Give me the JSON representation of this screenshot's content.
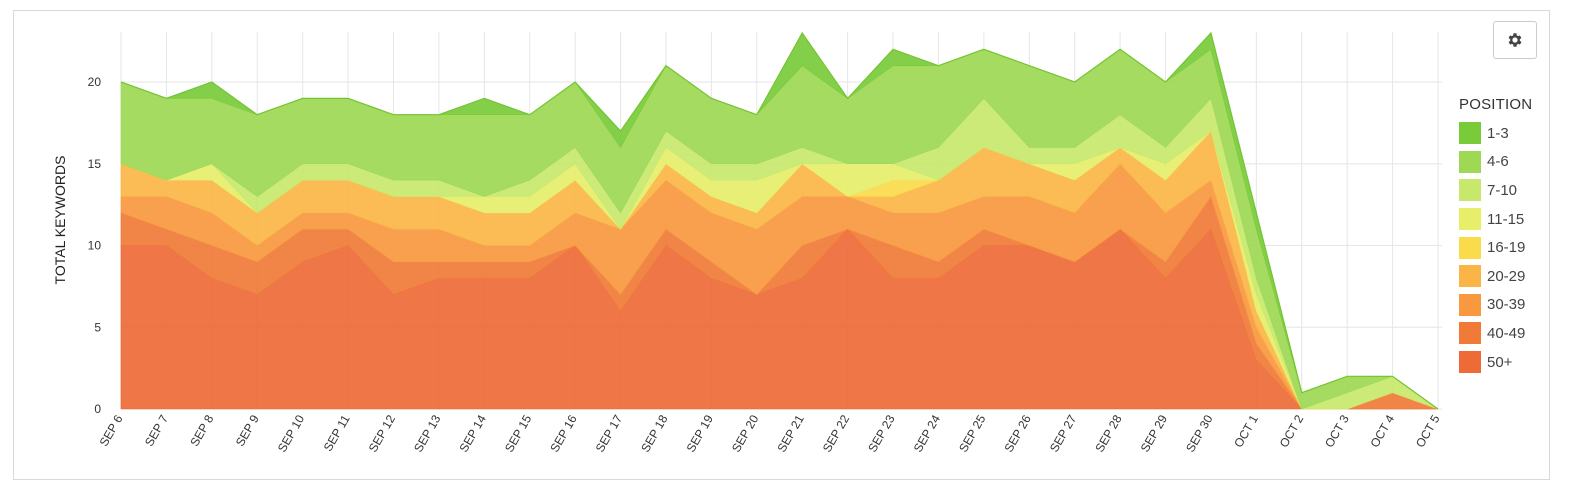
{
  "settings_button": {
    "icon": "gear-icon"
  },
  "legend": {
    "title": "POSITION",
    "items": [
      {
        "label": "1-3",
        "color": "#7acb3a"
      },
      {
        "label": "4-6",
        "color": "#9ed854"
      },
      {
        "label": "7-10",
        "color": "#c7e86c"
      },
      {
        "label": "11-15",
        "color": "#e6ee6a"
      },
      {
        "label": "16-19",
        "color": "#fadb4c"
      },
      {
        "label": "20-29",
        "color": "#fbb546"
      },
      {
        "label": "30-39",
        "color": "#f8983f"
      },
      {
        "label": "40-49",
        "color": "#f07b38"
      },
      {
        "label": "50+",
        "color": "#ee6a36"
      }
    ]
  },
  "chart_data": {
    "type": "area",
    "stacked": true,
    "ylabel": "TOTAL KEYWORDS",
    "xlabel": "",
    "ylim": [
      0,
      23
    ],
    "yticks": [
      0,
      5,
      10,
      15,
      20
    ],
    "grid": true,
    "legend_position": "right",
    "categories": [
      "SEP 6",
      "SEP 7",
      "SEP 8",
      "SEP 9",
      "SEP 10",
      "SEP 11",
      "SEP 12",
      "SEP 13",
      "SEP 14",
      "SEP 15",
      "SEP 16",
      "SEP 17",
      "SEP 18",
      "SEP 19",
      "SEP 20",
      "SEP 21",
      "SEP 22",
      "SEP 23",
      "SEP 24",
      "SEP 25",
      "SEP 26",
      "SEP 27",
      "SEP 28",
      "SEP 29",
      "SEP 30",
      "OCT 1",
      "OCT 2",
      "OCT 3",
      "OCT 4",
      "OCT 5"
    ],
    "series": [
      {
        "name": "50+",
        "values": [
          10,
          10,
          8,
          7,
          9,
          10,
          7,
          8,
          8,
          8,
          10,
          6,
          10,
          8,
          7,
          8,
          11,
          8,
          8,
          10,
          10,
          9,
          11,
          8,
          11,
          3,
          0,
          0,
          0,
          0
        ]
      },
      {
        "name": "40-49",
        "values": [
          2,
          1,
          2,
          2,
          2,
          1,
          2,
          1,
          1,
          1,
          0,
          1,
          1,
          1,
          0,
          2,
          0,
          2,
          1,
          1,
          0,
          0,
          0,
          1,
          2,
          1,
          0,
          0,
          1,
          0
        ]
      },
      {
        "name": "30-39",
        "values": [
          1,
          2,
          2,
          1,
          1,
          1,
          2,
          2,
          1,
          1,
          2,
          4,
          3,
          3,
          4,
          3,
          2,
          2,
          3,
          2,
          3,
          3,
          4,
          3,
          1,
          1,
          0,
          0,
          0,
          0
        ]
      },
      {
        "name": "20-29",
        "values": [
          2,
          1,
          2,
          2,
          2,
          2,
          2,
          2,
          2,
          2,
          2,
          0,
          1,
          1,
          1,
          2,
          0,
          1,
          2,
          3,
          2,
          2,
          1,
          2,
          3,
          1,
          0,
          0,
          0,
          0
        ]
      },
      {
        "name": "16-19",
        "values": [
          0,
          0,
          0,
          0,
          0,
          0,
          0,
          0,
          0,
          0,
          0,
          0,
          0,
          0,
          0,
          0,
          0,
          1,
          0,
          0,
          0,
          0,
          0,
          0,
          0,
          0,
          0,
          0,
          0,
          0
        ]
      },
      {
        "name": "11-15",
        "values": [
          0,
          0,
          1,
          0,
          0,
          0,
          0,
          0,
          1,
          1,
          1,
          0,
          1,
          1,
          2,
          0,
          2,
          1,
          0,
          0,
          0,
          1,
          0,
          1,
          0,
          1,
          0,
          0,
          0,
          0
        ]
      },
      {
        "name": "7-10",
        "values": [
          0,
          0,
          0,
          1,
          1,
          1,
          1,
          1,
          0,
          1,
          1,
          1,
          1,
          1,
          1,
          1,
          0,
          0,
          2,
          3,
          1,
          1,
          2,
          1,
          2,
          1,
          0,
          1,
          1,
          0
        ]
      },
      {
        "name": "4-6",
        "values": [
          5,
          5,
          4,
          5,
          4,
          4,
          4,
          4,
          5,
          4,
          4,
          4,
          4,
          4,
          3,
          5,
          4,
          6,
          5,
          3,
          5,
          4,
          4,
          4,
          3,
          3,
          1,
          1,
          0,
          0
        ]
      },
      {
        "name": "1-3",
        "values": [
          0,
          0,
          1,
          0,
          0,
          0,
          0,
          0,
          1,
          0,
          0,
          1,
          0,
          0,
          0,
          2,
          0,
          1,
          0,
          0,
          0,
          0,
          0,
          0,
          1,
          1,
          0,
          0,
          0,
          0
        ]
      }
    ]
  }
}
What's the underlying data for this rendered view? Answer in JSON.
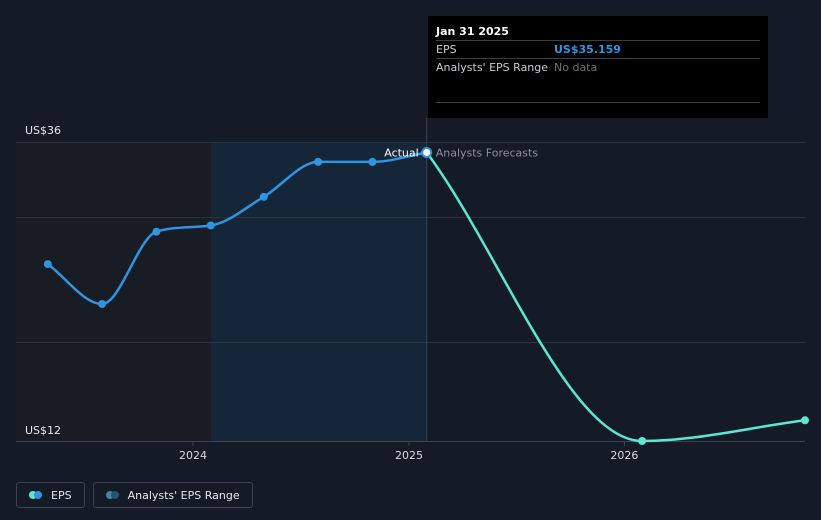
{
  "chart_data": {
    "type": "line",
    "ylim": [
      12,
      36
    ],
    "y_min_label": "US$12",
    "y_max_label": "US$36",
    "x_ticks": [
      {
        "x": "2024-01-01",
        "label": "2024"
      },
      {
        "x": "2025-01-01",
        "label": "2025"
      },
      {
        "x": "2026-01-01",
        "label": "2026"
      }
    ],
    "past_shade_start": "2024-01-31",
    "divider_date": "2025-01-31",
    "series": [
      {
        "name": "EPS",
        "color": "#2f95e0",
        "points": [
          {
            "x": "2023-04-30",
            "y": 26.2
          },
          {
            "x": "2023-07-31",
            "y": 23.0
          },
          {
            "x": "2023-10-31",
            "y": 28.8
          },
          {
            "x": "2024-01-31",
            "y": 29.3
          },
          {
            "x": "2024-04-30",
            "y": 31.6
          },
          {
            "x": "2024-07-31",
            "y": 34.4
          },
          {
            "x": "2024-10-31",
            "y": 34.4
          },
          {
            "x": "2025-01-31",
            "y": 35.159
          }
        ]
      },
      {
        "name": "Analysts Forecasts",
        "color": "#5ee6d4",
        "points": [
          {
            "x": "2025-01-31",
            "y": 35.159
          },
          {
            "x": "2026-01-31",
            "y": 12.0
          },
          {
            "x": "2027-01-31",
            "y": 14.2
          }
        ]
      }
    ],
    "annotations": {
      "actual": "Actual",
      "forecast": "Analysts Forecasts"
    }
  },
  "tooltip": {
    "date": "Jan 31 2025",
    "eps_label": "EPS",
    "eps_value": "US$35.159",
    "range_label": "Analysts' EPS Range",
    "range_value": "No data"
  },
  "legend": {
    "eps": "EPS",
    "range": "Analysts' EPS Range"
  },
  "colors": {
    "background": "#151b26",
    "eps": "#2f95e0",
    "forecast": "#5ee6d4",
    "range": "#2a6c8a"
  }
}
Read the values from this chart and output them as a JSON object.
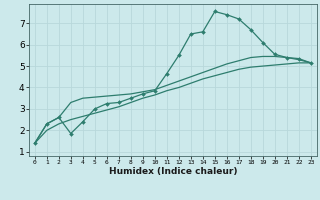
{
  "xlabel": "Humidex (Indice chaleur)",
  "background_color": "#cce9eb",
  "grid_color": "#b8d8db",
  "line_color": "#2e7d6e",
  "xlim": [
    -0.5,
    23.5
  ],
  "ylim": [
    0.8,
    7.9
  ],
  "xticks": [
    0,
    1,
    2,
    3,
    4,
    5,
    6,
    7,
    8,
    9,
    10,
    11,
    12,
    13,
    14,
    15,
    16,
    17,
    18,
    19,
    20,
    21,
    22,
    23
  ],
  "yticks": [
    1,
    2,
    3,
    4,
    5,
    6,
    7
  ],
  "line1_x": [
    0,
    1,
    2,
    3,
    4,
    5,
    6,
    7,
    8,
    9,
    10,
    11,
    12,
    13,
    14,
    15,
    16,
    17,
    18,
    19,
    20,
    21,
    22,
    23
  ],
  "line1_y": [
    1.4,
    2.3,
    2.6,
    1.85,
    2.4,
    3.0,
    3.25,
    3.3,
    3.5,
    3.7,
    3.85,
    4.65,
    5.5,
    6.5,
    6.6,
    7.55,
    7.4,
    7.2,
    6.7,
    6.1,
    5.55,
    5.4,
    5.35,
    5.15
  ],
  "line2_x": [
    0,
    1,
    2,
    3,
    4,
    5,
    6,
    7,
    8,
    9,
    10,
    11,
    12,
    13,
    14,
    15,
    16,
    17,
    18,
    19,
    20,
    21,
    22,
    23
  ],
  "line2_y": [
    1.4,
    2.3,
    2.6,
    3.3,
    3.5,
    3.55,
    3.6,
    3.65,
    3.7,
    3.8,
    3.9,
    4.1,
    4.3,
    4.5,
    4.7,
    4.9,
    5.1,
    5.25,
    5.4,
    5.45,
    5.45,
    5.4,
    5.3,
    5.15
  ],
  "line3_x": [
    0,
    1,
    2,
    3,
    4,
    5,
    6,
    7,
    8,
    9,
    10,
    11,
    12,
    13,
    14,
    15,
    16,
    17,
    18,
    19,
    20,
    21,
    22,
    23
  ],
  "line3_y": [
    1.4,
    2.0,
    2.3,
    2.5,
    2.65,
    2.8,
    2.95,
    3.1,
    3.3,
    3.5,
    3.65,
    3.85,
    4.0,
    4.2,
    4.4,
    4.55,
    4.7,
    4.85,
    4.95,
    5.0,
    5.05,
    5.1,
    5.15,
    5.15
  ]
}
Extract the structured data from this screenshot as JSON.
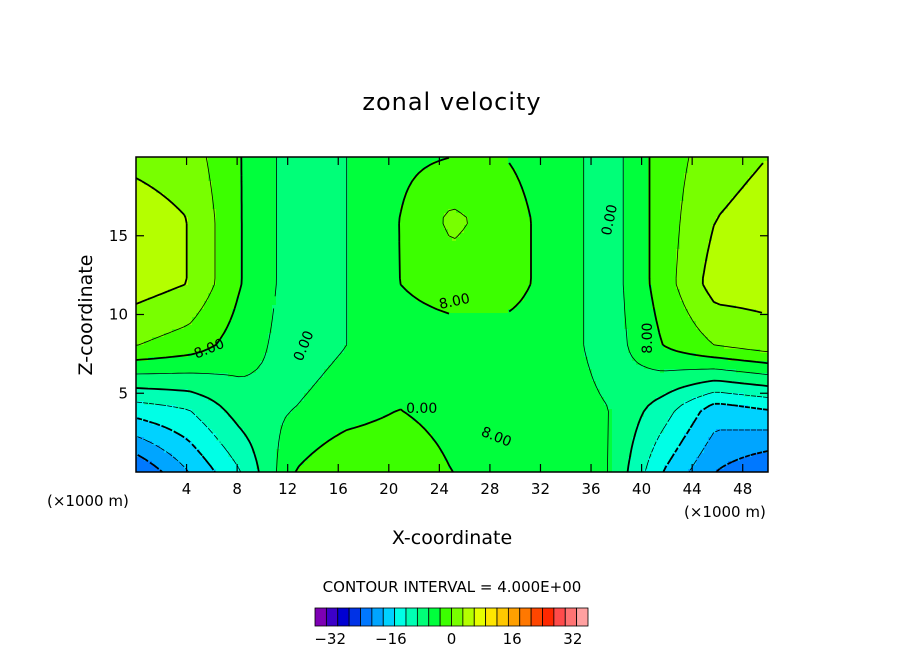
{
  "chart_data": {
    "type": "contour",
    "title": "zonal velocity",
    "xlabel": "X-coordinate",
    "ylabel": "Z-coordinate",
    "x_unit_left": "(×1000 m)",
    "x_unit_right": "(×1000 m)",
    "xlim": [
      0,
      50
    ],
    "ylim": [
      0,
      20
    ],
    "x_ticks": [
      4,
      8,
      12,
      16,
      20,
      24,
      28,
      32,
      36,
      40,
      44,
      48
    ],
    "y_ticks": [
      5,
      10,
      15
    ],
    "contour_interval_text": "CONTOUR INTERVAL = 4.000E+00",
    "contour_interval": 4.0,
    "contour_labels": [
      {
        "text": "8.00",
        "x": 5.8,
        "z": 7.8,
        "angle": -22
      },
      {
        "text": "0.00",
        "x": 13.3,
        "z": 8.0,
        "angle": -68
      },
      {
        "text": "8.00",
        "x": 25.2,
        "z": 10.8,
        "angle": -12
      },
      {
        "text": "0.00",
        "x": 37.5,
        "z": 16.0,
        "angle": -78
      },
      {
        "text": "8.00",
        "x": 40.5,
        "z": 8.5,
        "angle": -90
      },
      {
        "text": "0.00",
        "x": 22.6,
        "z": 4.0,
        "angle": 0
      },
      {
        "text": "8.00",
        "x": 28.5,
        "z": 2.2,
        "angle": 22
      }
    ],
    "colorbar": {
      "ticks": [
        -32,
        -16,
        0,
        16,
        32
      ],
      "vmin": -36,
      "vmax": 36,
      "colors": [
        "#7d00b4",
        "#3c00c8",
        "#0000d2",
        "#0032e6",
        "#0078ff",
        "#00a5ff",
        "#00d2ff",
        "#00ffe6",
        "#00ffb4",
        "#00ff78",
        "#00ff3c",
        "#3cff00",
        "#78ff00",
        "#b4ff00",
        "#e6ff00",
        "#ffe600",
        "#ffc800",
        "#ffa000",
        "#ff7800",
        "#ff4600",
        "#ff2800",
        "#ff4b4b",
        "#ff7373",
        "#ffa0a0"
      ]
    },
    "field": {
      "nx": 13,
      "nz": 6,
      "z_levels": [
        0,
        4,
        8,
        12,
        16,
        20
      ],
      "values": [
        [
          -20,
          -12,
          -4,
          8,
          12,
          12,
          8,
          6,
          6,
          4,
          -8,
          -16,
          -20
        ],
        [
          -6,
          -4,
          2,
          4,
          6,
          8,
          6,
          4,
          6,
          4,
          -2,
          -10,
          -8
        ],
        [
          12,
          10,
          6,
          2,
          4,
          6,
          6,
          6,
          6,
          2,
          8,
          12,
          14
        ],
        [
          18,
          16,
          8,
          2,
          4,
          8,
          10,
          10,
          6,
          2,
          10,
          18,
          18
        ],
        [
          18,
          16,
          8,
          2,
          4,
          8,
          13,
          10,
          6,
          2,
          10,
          16,
          18
        ],
        [
          15,
          14,
          8,
          2,
          4,
          7,
          8,
          8,
          6,
          2,
          10,
          14,
          16
        ]
      ]
    }
  }
}
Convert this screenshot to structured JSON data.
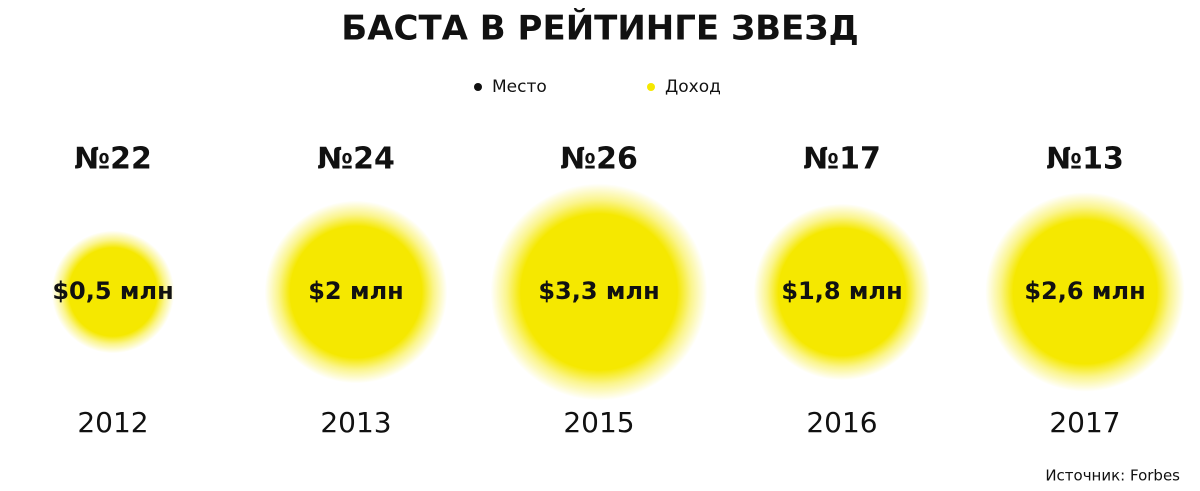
{
  "chart_data": {
    "type": "bubble",
    "title": "БАСТА В РЕЙТИНГЕ ЗВЕЗД",
    "categories": [
      "2012",
      "2013",
      "2015",
      "2016",
      "2017"
    ],
    "series": [
      {
        "name": "Место",
        "color": "#111111",
        "values": [
          22,
          24,
          26,
          17,
          13
        ],
        "value_labels": [
          "№22",
          "№24",
          "№26",
          "№17",
          "№13"
        ]
      },
      {
        "name": "Доход",
        "color": "#f5e800",
        "values": [
          0.5,
          2,
          3.3,
          1.8,
          2.6
        ],
        "value_labels": [
          "$0,5 млн",
          "$2 млн",
          "$3,3 млн",
          "$1,8 млн",
          "$2,6 млн"
        ]
      }
    ],
    "source": "Источник: Forbes"
  }
}
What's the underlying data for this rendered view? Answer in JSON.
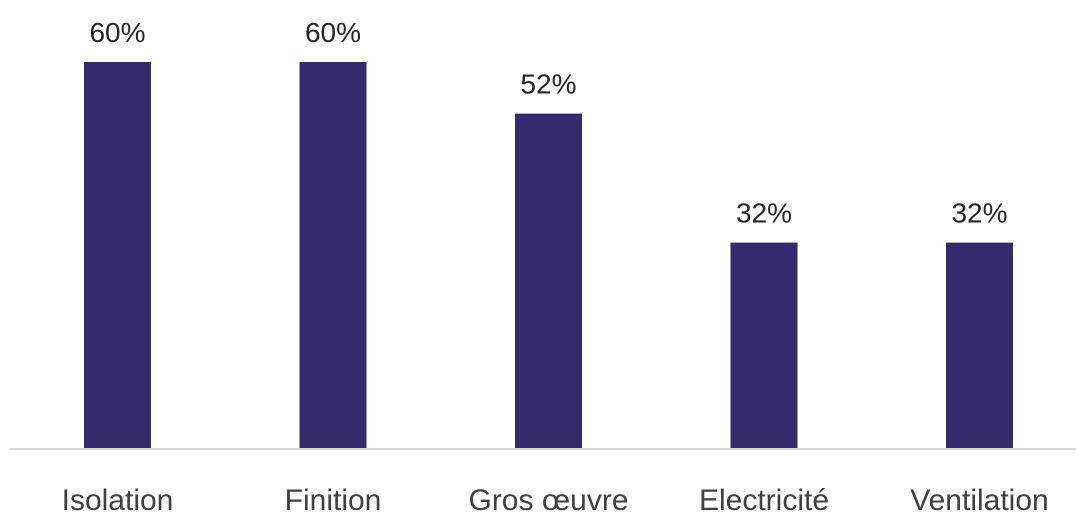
──────────
[Aim of the exercise] List every line above that holds the word "JSON".

[Solution to this problem]
Give me the JSON representation of this screenshot's content.
What's the underlying data for this rendered view? Answer in JSON.
Read the values from this chart and output them as a JSON object.
Extract the structured data from this screenshot as JSON.
Convert this screenshot to structured JSON data.
What's the underlying data for this rendered view? Answer in JSON.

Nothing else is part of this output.